_Your instructions_:
Repeat the listing exactly as given, omitting every image.

_Data excerpts_:
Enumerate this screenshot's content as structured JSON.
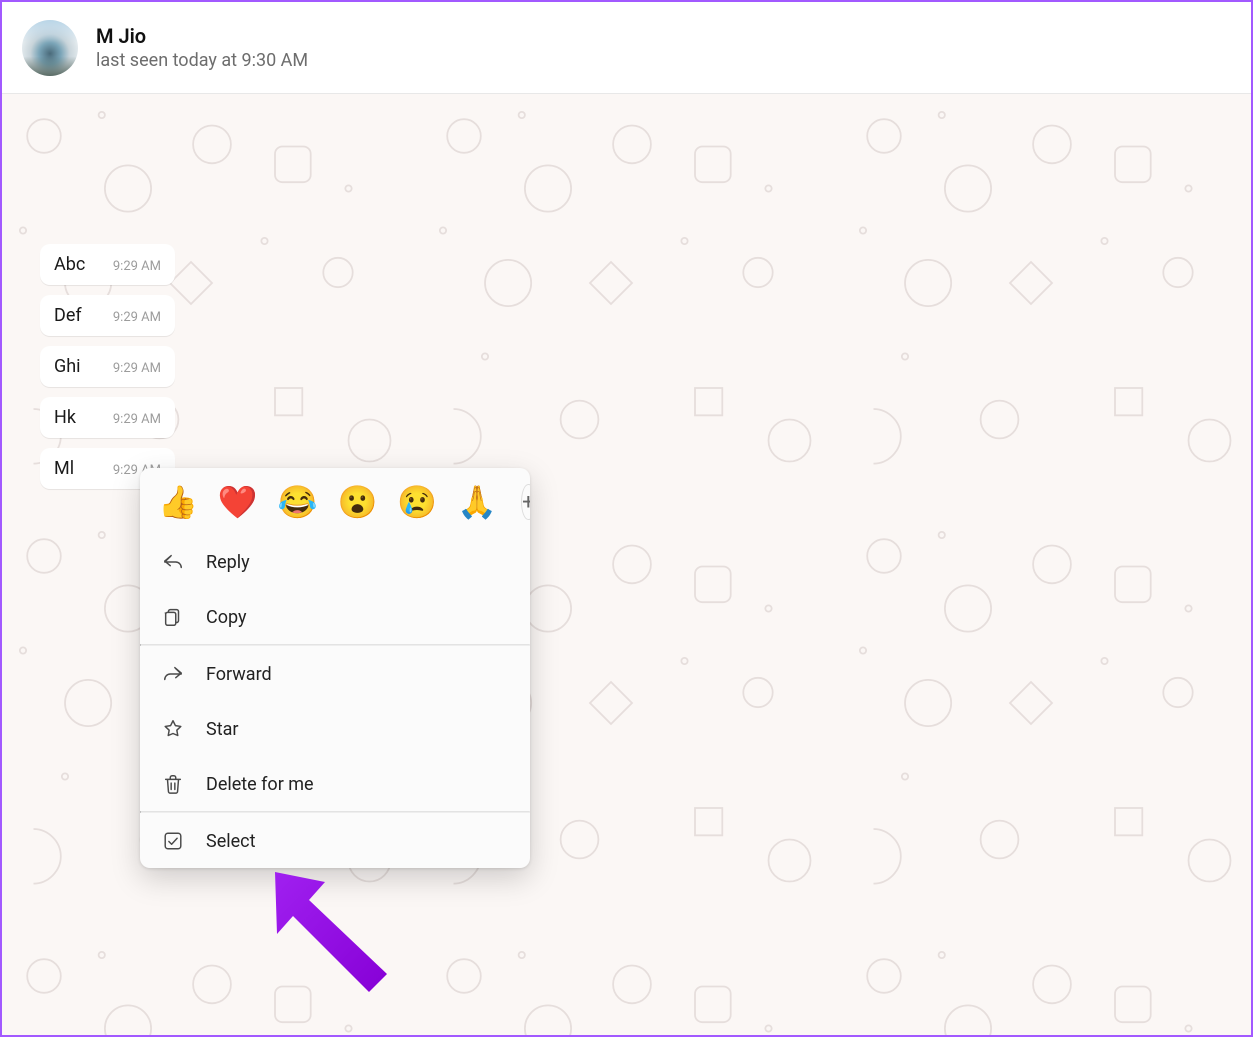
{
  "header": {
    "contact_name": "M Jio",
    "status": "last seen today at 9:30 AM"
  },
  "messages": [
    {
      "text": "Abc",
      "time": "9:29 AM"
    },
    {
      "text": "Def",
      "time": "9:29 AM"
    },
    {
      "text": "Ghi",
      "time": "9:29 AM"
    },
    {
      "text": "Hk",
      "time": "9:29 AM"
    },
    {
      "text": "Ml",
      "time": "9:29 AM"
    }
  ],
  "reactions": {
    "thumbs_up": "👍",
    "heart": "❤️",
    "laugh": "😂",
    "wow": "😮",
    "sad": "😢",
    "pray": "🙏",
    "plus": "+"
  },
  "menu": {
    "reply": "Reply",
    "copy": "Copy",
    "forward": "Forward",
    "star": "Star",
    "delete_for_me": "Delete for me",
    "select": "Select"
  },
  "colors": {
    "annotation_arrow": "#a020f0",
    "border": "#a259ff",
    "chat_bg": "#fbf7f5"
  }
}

_Worked solution_:
Enumerate this screenshot's content as structured JSON.
{
  "header": {
    "contact_name": "M Jio",
    "status": "last seen today at 9:30 AM"
  },
  "messages": [
    {
      "text": "Abc",
      "time": "9:29 AM"
    },
    {
      "text": "Def",
      "time": "9:29 AM"
    },
    {
      "text": "Ghi",
      "time": "9:29 AM"
    },
    {
      "text": "Hk",
      "time": "9:29 AM"
    },
    {
      "text": "Ml",
      "time": "9:29 AM"
    }
  ],
  "reactions": {
    "thumbs_up": "👍",
    "heart": "❤️",
    "laugh": "😂",
    "wow": "😮",
    "sad": "😢",
    "pray": "🙏",
    "plus": "+"
  },
  "menu": {
    "reply": "Reply",
    "copy": "Copy",
    "forward": "Forward",
    "star": "Star",
    "delete_for_me": "Delete for me",
    "select": "Select"
  },
  "colors": {
    "annotation_arrow": "#a020f0",
    "border": "#a259ff",
    "chat_bg": "#fbf7f5"
  }
}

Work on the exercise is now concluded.